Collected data
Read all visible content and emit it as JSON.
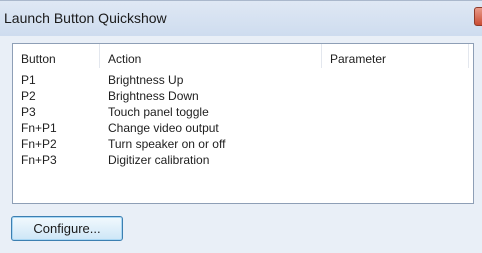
{
  "window": {
    "title": "Launch Button Quickshow",
    "close_glyph": "x"
  },
  "table": {
    "columns": [
      "Button",
      "Action",
      "Parameter"
    ],
    "rows": [
      {
        "button": "P1",
        "action": "Brightness Up",
        "parameter": ""
      },
      {
        "button": "P2",
        "action": "Brightness Down",
        "parameter": ""
      },
      {
        "button": "P3",
        "action": "Touch panel toggle",
        "parameter": ""
      },
      {
        "button": "Fn+P1",
        "action": "Change video output",
        "parameter": ""
      },
      {
        "button": "Fn+P2",
        "action": "Turn speaker on or off",
        "parameter": ""
      },
      {
        "button": "Fn+P3",
        "action": "Digitizer calibration",
        "parameter": ""
      }
    ]
  },
  "footer": {
    "configure_label": "Configure..."
  },
  "colors": {
    "titlebar": "#d6e2f2",
    "client_bg": "#e9eff7",
    "close_button": "#c94c33",
    "button_border": "#3c7fb1"
  }
}
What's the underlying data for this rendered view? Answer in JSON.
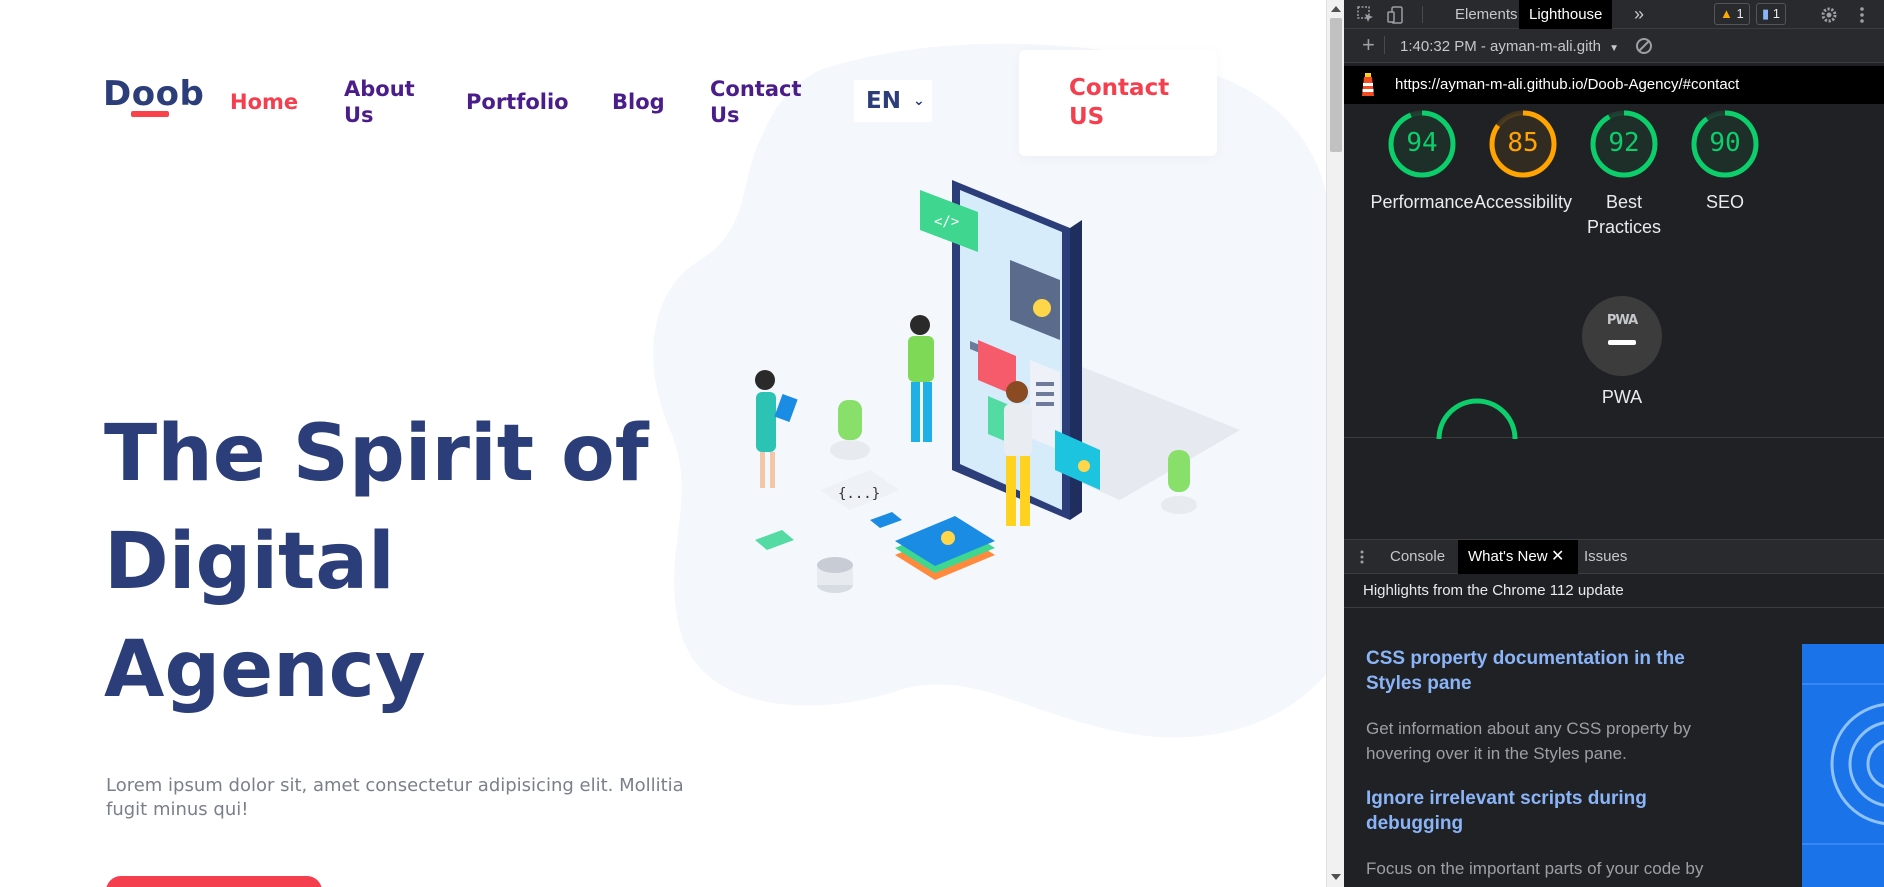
{
  "website": {
    "logo": "Doob",
    "nav": {
      "home": "Home",
      "about": "About Us",
      "portfolio": "Portfolio",
      "blog": "Blog",
      "contact": "Contact Us"
    },
    "language": "EN",
    "contact_cta": "Contact US",
    "hero": {
      "title_lines": [
        "The Spirit of",
        "Digital",
        "Agency"
      ],
      "description": "Lorem ipsum dolor sit, amet consectetur adipisicing elit. Mollitia fugit minus qui!"
    },
    "colors": {
      "brand_navy": "#2c3e7a",
      "brand_red": "#f43f4f",
      "nav_purple": "#4b1d8a"
    }
  },
  "devtools": {
    "tabs": {
      "elements": "Elements",
      "lighthouse": "Lighthouse",
      "more": "»"
    },
    "badges": {
      "warnings": "1",
      "messages": "1"
    },
    "report_label": "1:40:32 PM - ayman-m-ali.gith",
    "url": "https://ayman-m-ali.github.io/Doob-Agency/#contact",
    "scores": [
      {
        "label": "Performance",
        "value": 94,
        "color": "#0cce6b"
      },
      {
        "label": "Accessibility",
        "value": 85,
        "color": "#ffa400"
      },
      {
        "label": "Best Practices",
        "value": 92,
        "color": "#0cce6b"
      },
      {
        "label": "SEO",
        "value": 90,
        "color": "#0cce6b"
      }
    ],
    "pwa": {
      "badge": "PWA",
      "label": "PWA"
    },
    "drawer": {
      "tabs": {
        "console": "Console",
        "whats_new": "What's New",
        "issues": "Issues"
      },
      "highlights": "Highlights from the Chrome 112 update",
      "items": [
        {
          "title": "CSS property documentation in the Styles pane",
          "desc": "Get information about any CSS property by hovering over it in the Styles pane."
        },
        {
          "title": "Ignore irrelevant scripts during debugging",
          "desc": "Focus on the important parts of your code by"
        }
      ]
    }
  }
}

__REQUIRED TASK__:
Transcribe the full listing above exactly, with the images removed.

__RESULT__:
Read all visible content and emit it as JSON.
{
  "window": {
    "title": "Launch Button Quickshow",
    "close_glyph": "x"
  },
  "table": {
    "columns": [
      "Button",
      "Action",
      "Parameter"
    ],
    "rows": [
      {
        "button": "P1",
        "action": "Brightness Up",
        "parameter": ""
      },
      {
        "button": "P2",
        "action": "Brightness Down",
        "parameter": ""
      },
      {
        "button": "P3",
        "action": "Touch panel toggle",
        "parameter": ""
      },
      {
        "button": "Fn+P1",
        "action": "Change video output",
        "parameter": ""
      },
      {
        "button": "Fn+P2",
        "action": "Turn speaker on or off",
        "parameter": ""
      },
      {
        "button": "Fn+P3",
        "action": "Digitizer calibration",
        "parameter": ""
      }
    ]
  },
  "footer": {
    "configure_label": "Configure..."
  },
  "colors": {
    "titlebar": "#d6e2f2",
    "client_bg": "#e9eff7",
    "close_button": "#c94c33",
    "button_border": "#3c7fb1"
  }
}
What's the underlying data for this rendered view? Answer in JSON.
{
  "website": {
    "logo": "Doob",
    "nav": {
      "home": "Home",
      "about": "About Us",
      "portfolio": "Portfolio",
      "blog": "Blog",
      "contact": "Contact Us"
    },
    "language": "EN",
    "contact_cta": "Contact US",
    "hero": {
      "title_lines": [
        "The Spirit of",
        "Digital",
        "Agency"
      ],
      "description": "Lorem ipsum dolor sit, amet consectetur adipisicing elit. Mollitia fugit minus qui!"
    },
    "colors": {
      "brand_navy": "#2c3e7a",
      "brand_red": "#f43f4f",
      "nav_purple": "#4b1d8a"
    }
  },
  "devtools": {
    "tabs": {
      "elements": "Elements",
      "lighthouse": "Lighthouse",
      "more": "»"
    },
    "badges": {
      "warnings": "1",
      "messages": "1"
    },
    "report_label": "1:40:32 PM - ayman-m-ali.gith",
    "url": "https://ayman-m-ali.github.io/Doob-Agency/#contact",
    "scores": [
      {
        "label": "Performance",
        "value": 94,
        "color": "#0cce6b"
      },
      {
        "label": "Accessibility",
        "value": 85,
        "color": "#ffa400"
      },
      {
        "label": "Best Practices",
        "value": 92,
        "color": "#0cce6b"
      },
      {
        "label": "SEO",
        "value": 90,
        "color": "#0cce6b"
      }
    ],
    "pwa": {
      "badge": "PWA",
      "label": "PWA"
    },
    "drawer": {
      "tabs": {
        "console": "Console",
        "whats_new": "What's New",
        "issues": "Issues"
      },
      "highlights": "Highlights from the Chrome 112 update",
      "items": [
        {
          "title": "CSS property documentation in the Styles pane",
          "desc": "Get information about any CSS property by hovering over it in the Styles pane."
        },
        {
          "title": "Ignore irrelevant scripts during debugging",
          "desc": "Focus on the important parts of your code by"
        }
      ]
    }
  }
}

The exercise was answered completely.